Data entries
━━━━━━━━━━━━━━━━━━━━

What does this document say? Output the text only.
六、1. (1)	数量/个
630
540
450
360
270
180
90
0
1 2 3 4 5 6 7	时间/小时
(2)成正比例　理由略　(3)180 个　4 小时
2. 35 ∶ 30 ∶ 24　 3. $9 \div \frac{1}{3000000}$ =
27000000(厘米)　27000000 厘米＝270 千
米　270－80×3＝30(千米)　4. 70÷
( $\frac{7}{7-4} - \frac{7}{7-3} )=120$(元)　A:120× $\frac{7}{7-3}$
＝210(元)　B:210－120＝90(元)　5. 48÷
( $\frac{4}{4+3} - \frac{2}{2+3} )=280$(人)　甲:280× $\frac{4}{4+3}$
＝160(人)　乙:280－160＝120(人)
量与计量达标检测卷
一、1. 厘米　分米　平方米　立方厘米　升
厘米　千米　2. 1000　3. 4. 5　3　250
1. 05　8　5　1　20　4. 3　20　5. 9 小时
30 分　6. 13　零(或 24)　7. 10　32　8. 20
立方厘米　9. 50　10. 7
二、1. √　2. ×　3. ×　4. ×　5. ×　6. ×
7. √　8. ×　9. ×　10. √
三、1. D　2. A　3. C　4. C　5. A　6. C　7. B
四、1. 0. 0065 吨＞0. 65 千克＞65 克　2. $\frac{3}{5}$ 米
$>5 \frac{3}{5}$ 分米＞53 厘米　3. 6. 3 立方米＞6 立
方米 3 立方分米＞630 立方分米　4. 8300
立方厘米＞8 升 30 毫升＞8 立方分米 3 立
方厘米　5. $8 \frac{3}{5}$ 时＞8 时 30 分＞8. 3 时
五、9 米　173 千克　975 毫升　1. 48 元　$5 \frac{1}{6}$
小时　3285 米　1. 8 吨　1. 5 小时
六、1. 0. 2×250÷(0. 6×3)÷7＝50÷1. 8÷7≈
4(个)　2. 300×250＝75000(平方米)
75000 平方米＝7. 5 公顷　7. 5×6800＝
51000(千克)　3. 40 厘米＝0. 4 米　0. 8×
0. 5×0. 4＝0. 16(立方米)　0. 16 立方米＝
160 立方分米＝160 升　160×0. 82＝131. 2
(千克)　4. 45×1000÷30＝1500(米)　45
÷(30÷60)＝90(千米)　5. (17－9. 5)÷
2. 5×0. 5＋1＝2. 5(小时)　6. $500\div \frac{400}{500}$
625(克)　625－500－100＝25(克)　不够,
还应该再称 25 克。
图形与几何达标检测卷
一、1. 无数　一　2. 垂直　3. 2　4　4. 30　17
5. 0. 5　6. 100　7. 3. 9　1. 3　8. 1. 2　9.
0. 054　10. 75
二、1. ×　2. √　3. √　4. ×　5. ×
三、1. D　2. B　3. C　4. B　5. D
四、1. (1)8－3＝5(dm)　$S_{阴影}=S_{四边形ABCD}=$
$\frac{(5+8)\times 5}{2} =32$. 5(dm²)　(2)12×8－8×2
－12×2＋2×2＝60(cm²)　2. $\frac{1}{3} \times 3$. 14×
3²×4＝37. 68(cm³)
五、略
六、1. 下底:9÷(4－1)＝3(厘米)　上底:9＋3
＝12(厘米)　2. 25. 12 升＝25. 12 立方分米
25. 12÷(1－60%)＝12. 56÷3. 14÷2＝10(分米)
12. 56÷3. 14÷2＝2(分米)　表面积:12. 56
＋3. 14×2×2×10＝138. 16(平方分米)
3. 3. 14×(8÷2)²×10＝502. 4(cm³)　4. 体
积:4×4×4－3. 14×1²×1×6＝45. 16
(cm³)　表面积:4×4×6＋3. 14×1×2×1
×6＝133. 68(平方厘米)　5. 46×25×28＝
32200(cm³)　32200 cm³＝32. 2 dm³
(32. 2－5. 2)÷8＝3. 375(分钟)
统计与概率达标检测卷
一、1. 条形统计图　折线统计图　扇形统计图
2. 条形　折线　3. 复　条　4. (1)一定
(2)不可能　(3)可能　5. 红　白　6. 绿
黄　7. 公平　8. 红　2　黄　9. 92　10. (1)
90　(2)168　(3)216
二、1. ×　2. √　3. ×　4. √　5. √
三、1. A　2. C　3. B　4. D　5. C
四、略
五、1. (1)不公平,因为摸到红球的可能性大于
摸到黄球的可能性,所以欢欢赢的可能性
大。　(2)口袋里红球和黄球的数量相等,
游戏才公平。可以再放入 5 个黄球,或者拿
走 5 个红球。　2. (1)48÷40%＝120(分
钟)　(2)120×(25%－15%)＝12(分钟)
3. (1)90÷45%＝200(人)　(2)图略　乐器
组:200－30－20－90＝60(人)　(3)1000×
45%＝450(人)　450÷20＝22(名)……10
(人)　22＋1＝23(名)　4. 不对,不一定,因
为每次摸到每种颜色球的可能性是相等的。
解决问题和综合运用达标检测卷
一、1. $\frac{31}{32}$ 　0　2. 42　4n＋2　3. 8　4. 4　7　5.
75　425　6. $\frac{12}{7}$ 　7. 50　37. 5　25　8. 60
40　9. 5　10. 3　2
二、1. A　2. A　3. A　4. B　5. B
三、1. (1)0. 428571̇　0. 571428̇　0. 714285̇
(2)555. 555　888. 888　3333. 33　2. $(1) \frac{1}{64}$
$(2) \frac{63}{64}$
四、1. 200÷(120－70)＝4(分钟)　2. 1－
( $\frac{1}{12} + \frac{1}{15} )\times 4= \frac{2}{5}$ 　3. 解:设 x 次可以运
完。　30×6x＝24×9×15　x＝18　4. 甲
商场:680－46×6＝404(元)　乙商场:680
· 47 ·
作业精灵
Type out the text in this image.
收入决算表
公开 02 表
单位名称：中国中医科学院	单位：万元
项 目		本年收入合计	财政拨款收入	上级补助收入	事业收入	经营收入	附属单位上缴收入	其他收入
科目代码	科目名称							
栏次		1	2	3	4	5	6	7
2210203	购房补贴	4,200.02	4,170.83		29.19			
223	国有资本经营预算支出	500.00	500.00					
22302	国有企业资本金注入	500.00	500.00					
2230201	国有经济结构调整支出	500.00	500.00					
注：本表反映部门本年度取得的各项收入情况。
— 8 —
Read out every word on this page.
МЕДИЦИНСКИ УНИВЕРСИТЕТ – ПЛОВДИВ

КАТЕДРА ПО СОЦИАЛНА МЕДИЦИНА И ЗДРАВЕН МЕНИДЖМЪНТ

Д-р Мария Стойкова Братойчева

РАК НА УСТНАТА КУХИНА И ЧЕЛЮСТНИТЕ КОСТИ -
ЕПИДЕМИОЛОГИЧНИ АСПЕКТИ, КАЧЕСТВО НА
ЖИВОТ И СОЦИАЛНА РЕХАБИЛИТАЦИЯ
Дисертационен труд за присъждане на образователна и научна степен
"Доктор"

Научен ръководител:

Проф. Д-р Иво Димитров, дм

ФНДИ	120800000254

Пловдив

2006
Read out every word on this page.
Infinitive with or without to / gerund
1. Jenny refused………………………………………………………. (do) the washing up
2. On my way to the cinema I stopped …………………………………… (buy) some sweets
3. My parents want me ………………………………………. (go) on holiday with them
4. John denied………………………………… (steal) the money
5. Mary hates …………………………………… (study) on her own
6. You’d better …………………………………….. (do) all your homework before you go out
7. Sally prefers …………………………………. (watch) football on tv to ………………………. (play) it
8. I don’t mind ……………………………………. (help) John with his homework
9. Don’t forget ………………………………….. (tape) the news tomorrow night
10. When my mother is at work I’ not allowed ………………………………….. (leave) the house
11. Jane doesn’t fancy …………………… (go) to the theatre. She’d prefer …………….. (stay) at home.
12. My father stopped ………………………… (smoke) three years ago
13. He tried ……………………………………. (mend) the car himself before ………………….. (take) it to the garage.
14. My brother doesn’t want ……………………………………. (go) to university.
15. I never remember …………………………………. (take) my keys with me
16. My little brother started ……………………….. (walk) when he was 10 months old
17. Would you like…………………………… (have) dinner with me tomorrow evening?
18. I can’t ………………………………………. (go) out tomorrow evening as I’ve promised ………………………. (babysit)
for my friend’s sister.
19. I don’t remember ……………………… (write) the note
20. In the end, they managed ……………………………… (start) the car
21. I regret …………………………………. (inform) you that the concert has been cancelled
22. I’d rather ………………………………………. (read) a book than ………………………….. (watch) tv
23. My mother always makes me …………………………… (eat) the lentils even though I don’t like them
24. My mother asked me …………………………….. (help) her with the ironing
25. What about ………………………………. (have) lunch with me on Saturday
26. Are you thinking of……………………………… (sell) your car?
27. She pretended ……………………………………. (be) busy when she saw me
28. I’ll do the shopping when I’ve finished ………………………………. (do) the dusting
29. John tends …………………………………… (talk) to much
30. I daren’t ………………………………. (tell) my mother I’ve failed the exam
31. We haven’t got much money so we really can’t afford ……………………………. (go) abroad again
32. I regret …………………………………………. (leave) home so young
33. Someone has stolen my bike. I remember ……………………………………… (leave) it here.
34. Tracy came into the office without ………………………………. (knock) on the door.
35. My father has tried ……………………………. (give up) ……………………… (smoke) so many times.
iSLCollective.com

━━━━━━━━━━━━━━━━━━━━

WHAT YOU SHOULD DO:
Return only the count of lines in the records that hold the word "leave".

CORRECT RESULT:
3